Work instructions:
Print every line of the data below word for word, leaving nothing out and changing nothing.

Data for this task:
※
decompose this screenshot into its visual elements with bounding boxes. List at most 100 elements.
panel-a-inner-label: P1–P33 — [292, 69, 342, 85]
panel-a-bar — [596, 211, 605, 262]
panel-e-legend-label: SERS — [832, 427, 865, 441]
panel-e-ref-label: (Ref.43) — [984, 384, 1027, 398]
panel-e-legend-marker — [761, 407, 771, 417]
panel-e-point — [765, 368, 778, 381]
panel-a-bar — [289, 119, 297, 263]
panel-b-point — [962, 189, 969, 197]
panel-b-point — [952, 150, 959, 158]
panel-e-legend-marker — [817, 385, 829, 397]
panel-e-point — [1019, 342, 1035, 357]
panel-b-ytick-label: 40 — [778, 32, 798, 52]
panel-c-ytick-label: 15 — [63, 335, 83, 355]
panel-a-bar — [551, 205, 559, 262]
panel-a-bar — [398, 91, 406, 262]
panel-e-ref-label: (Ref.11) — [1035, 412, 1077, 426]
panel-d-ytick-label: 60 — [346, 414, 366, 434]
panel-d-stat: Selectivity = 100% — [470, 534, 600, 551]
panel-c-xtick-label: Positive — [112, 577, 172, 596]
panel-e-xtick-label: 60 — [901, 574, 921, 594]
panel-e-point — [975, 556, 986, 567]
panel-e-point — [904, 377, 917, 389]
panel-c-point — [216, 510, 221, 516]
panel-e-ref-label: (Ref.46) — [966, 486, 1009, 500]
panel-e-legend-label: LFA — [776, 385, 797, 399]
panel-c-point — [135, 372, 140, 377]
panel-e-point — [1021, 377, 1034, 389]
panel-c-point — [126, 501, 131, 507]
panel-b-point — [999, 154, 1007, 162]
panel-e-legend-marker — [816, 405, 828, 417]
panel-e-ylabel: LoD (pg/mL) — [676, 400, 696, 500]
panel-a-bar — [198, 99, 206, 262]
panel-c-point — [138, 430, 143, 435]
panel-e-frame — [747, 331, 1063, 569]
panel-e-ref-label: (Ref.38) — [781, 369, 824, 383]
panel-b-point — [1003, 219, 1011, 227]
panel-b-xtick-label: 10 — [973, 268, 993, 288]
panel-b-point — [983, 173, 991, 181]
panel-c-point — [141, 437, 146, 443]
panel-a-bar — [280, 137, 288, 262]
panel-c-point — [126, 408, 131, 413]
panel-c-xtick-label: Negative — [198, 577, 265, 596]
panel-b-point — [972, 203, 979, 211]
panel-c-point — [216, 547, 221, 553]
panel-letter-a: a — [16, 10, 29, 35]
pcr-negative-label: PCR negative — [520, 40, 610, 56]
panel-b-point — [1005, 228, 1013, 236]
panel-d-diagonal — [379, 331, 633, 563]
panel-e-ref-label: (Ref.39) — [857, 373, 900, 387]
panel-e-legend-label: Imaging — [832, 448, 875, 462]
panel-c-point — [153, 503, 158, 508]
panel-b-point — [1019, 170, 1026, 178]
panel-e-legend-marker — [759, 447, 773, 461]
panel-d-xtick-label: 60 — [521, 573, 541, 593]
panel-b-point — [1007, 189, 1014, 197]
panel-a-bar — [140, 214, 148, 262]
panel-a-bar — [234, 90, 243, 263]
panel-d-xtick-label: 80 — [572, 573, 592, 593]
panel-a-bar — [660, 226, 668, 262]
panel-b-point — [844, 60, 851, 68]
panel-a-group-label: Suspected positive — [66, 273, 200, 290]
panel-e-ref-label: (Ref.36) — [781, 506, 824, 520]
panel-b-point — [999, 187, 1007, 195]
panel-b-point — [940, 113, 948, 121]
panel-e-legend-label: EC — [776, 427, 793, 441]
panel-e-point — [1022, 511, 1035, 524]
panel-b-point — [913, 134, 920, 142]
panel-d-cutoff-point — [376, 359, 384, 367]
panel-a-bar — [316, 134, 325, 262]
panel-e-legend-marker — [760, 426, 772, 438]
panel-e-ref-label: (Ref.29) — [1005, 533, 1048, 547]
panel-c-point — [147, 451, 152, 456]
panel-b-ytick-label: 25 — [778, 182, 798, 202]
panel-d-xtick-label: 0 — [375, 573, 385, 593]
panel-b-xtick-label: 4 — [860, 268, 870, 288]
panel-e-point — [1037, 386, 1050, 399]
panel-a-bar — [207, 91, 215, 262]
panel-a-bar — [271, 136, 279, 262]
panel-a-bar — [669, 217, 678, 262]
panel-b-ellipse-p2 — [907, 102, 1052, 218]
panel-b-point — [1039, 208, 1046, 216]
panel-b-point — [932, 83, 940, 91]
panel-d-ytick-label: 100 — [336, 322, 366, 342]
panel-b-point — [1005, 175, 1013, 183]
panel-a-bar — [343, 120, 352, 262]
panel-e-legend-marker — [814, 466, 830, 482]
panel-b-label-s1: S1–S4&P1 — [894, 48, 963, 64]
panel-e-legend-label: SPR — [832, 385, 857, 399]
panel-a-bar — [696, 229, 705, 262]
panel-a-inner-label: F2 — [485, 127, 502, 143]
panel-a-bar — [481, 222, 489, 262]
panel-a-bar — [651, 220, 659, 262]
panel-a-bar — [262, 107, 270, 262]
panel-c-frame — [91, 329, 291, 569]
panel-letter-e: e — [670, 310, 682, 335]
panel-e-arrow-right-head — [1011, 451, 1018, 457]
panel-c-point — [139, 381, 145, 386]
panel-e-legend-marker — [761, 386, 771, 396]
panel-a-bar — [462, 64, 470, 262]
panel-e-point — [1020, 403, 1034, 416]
※
Solution for this task:
decompose this screenshot into its visual elements with bounding boxes. List at most 100 elements.
panel-a-inner-label: P1–P33 — [292, 69, 342, 85]
panel-a-bar — [596, 211, 605, 262]
panel-e-legend-label: SERS — [832, 427, 865, 441]
panel-e-ref-label: (Ref.43) — [984, 384, 1027, 398]
panel-e-legend-marker — [761, 407, 771, 417]
panel-e-point — [765, 368, 778, 381]
panel-a-bar — [289, 119, 297, 263]
panel-b-point — [962, 189, 969, 197]
panel-b-point — [952, 150, 959, 158]
panel-e-legend-marker — [817, 385, 829, 397]
panel-e-point — [1019, 342, 1035, 357]
panel-b-ytick-label: 40 — [778, 32, 798, 52]
panel-c-ytick-label: 15 — [63, 335, 83, 355]
panel-a-bar — [551, 205, 559, 262]
panel-a-bar — [398, 91, 406, 262]
panel-e-ref-label: (Ref.11) — [1035, 412, 1077, 426]
panel-d-ytick-label: 60 — [346, 414, 366, 434]
panel-d-stat: Selectivity = 100% — [470, 534, 600, 551]
panel-c-xtick-label: Positive — [112, 577, 172, 596]
panel-e-xtick-label: 60 — [901, 574, 921, 594]
panel-e-point — [975, 556, 986, 567]
panel-e-point — [904, 377, 917, 389]
panel-c-point — [216, 510, 221, 516]
panel-e-ref-label: (Ref.46) — [966, 486, 1009, 500]
panel-e-legend-label: LFA — [776, 385, 797, 399]
panel-c-point — [135, 372, 140, 377]
panel-e-point — [1021, 377, 1034, 389]
panel-c-point — [126, 501, 131, 507]
panel-b-point — [999, 154, 1007, 162]
panel-e-legend-marker — [816, 405, 828, 417]
panel-e-ylabel: LoD (pg/mL) — [676, 400, 696, 500]
panel-a-bar — [198, 99, 206, 262]
panel-c-point — [138, 430, 143, 435]
panel-e-frame — [747, 331, 1063, 569]
panel-e-ref-label: (Ref.38) — [781, 369, 824, 383]
panel-b-point — [1003, 219, 1011, 227]
panel-b-xtick-label: 10 — [973, 268, 993, 288]
panel-b-point — [983, 173, 991, 181]
panel-c-point — [141, 437, 146, 443]
panel-a-bar — [280, 137, 288, 262]
panel-c-point — [126, 408, 131, 413]
panel-c-xtick-label: Negative — [198, 577, 265, 596]
panel-b-point — [972, 203, 979, 211]
panel-c-point — [216, 547, 221, 553]
panel-letter-a: a — [16, 10, 29, 35]
pcr-negative-label: PCR negative — [520, 40, 610, 56]
panel-b-point — [1005, 228, 1013, 236]
panel-d-diagonal — [379, 331, 633, 563]
panel-e-ref-label: (Ref.39) — [857, 373, 900, 387]
panel-e-legend-label: Imaging — [832, 448, 875, 462]
panel-c-point — [153, 503, 158, 508]
panel-b-point — [1019, 170, 1026, 178]
panel-e-legend-marker — [759, 447, 773, 461]
panel-d-xtick-label: 60 — [521, 573, 541, 593]
panel-b-point — [1007, 189, 1014, 197]
panel-a-bar — [140, 214, 148, 262]
panel-a-bar — [234, 90, 243, 263]
panel-d-xtick-label: 80 — [572, 573, 592, 593]
panel-a-bar — [660, 226, 668, 262]
panel-b-point — [844, 60, 851, 68]
panel-a-group-label: Suspected positive — [66, 273, 200, 290]
panel-e-ref-label: (Ref.36) — [781, 506, 824, 520]
panel-b-point — [999, 187, 1007, 195]
panel-b-point — [940, 113, 948, 121]
panel-e-legend-label: EC — [776, 427, 793, 441]
panel-e-point — [1022, 511, 1035, 524]
panel-b-point — [913, 134, 920, 142]
panel-d-cutoff-point — [376, 359, 384, 367]
panel-a-bar — [316, 134, 325, 262]
panel-e-legend-marker — [760, 426, 772, 438]
panel-e-ref-label: (Ref.29) — [1005, 533, 1048, 547]
panel-c-point — [147, 451, 152, 456]
panel-b-ytick-label: 25 — [778, 182, 798, 202]
panel-d-xtick-label: 0 — [375, 573, 385, 593]
panel-b-xtick-label: 4 — [860, 268, 870, 288]
panel-e-point — [1037, 386, 1050, 399]
panel-a-bar — [207, 91, 215, 262]
panel-a-bar — [271, 136, 279, 262]
panel-a-bar — [669, 217, 678, 262]
panel-b-ellipse-p2 — [907, 102, 1052, 218]
panel-b-point — [1039, 208, 1046, 216]
panel-b-point — [932, 83, 940, 91]
panel-d-ytick-label: 100 — [336, 322, 366, 342]
panel-b-point — [1005, 175, 1013, 183]
panel-a-bar — [343, 120, 352, 262]
panel-e-legend-marker — [814, 466, 830, 482]
panel-b-label-s1: S1–S4&P1 — [894, 48, 963, 64]
panel-e-legend-label: SPR — [832, 385, 857, 399]
panel-a-bar — [696, 229, 705, 262]
panel-a-inner-label: F2 — [485, 127, 502, 143]
panel-a-bar — [481, 222, 489, 262]
panel-a-bar — [651, 220, 659, 262]
panel-a-bar — [262, 107, 270, 262]
panel-c-frame — [91, 329, 291, 569]
panel-letter-e: e — [670, 310, 682, 335]
panel-e-arrow-right-head — [1011, 451, 1018, 457]
panel-c-point — [139, 381, 145, 386]
panel-e-legend-marker — [761, 386, 771, 396]
panel-a-bar — [462, 64, 470, 262]
panel-e-point — [1020, 403, 1034, 416]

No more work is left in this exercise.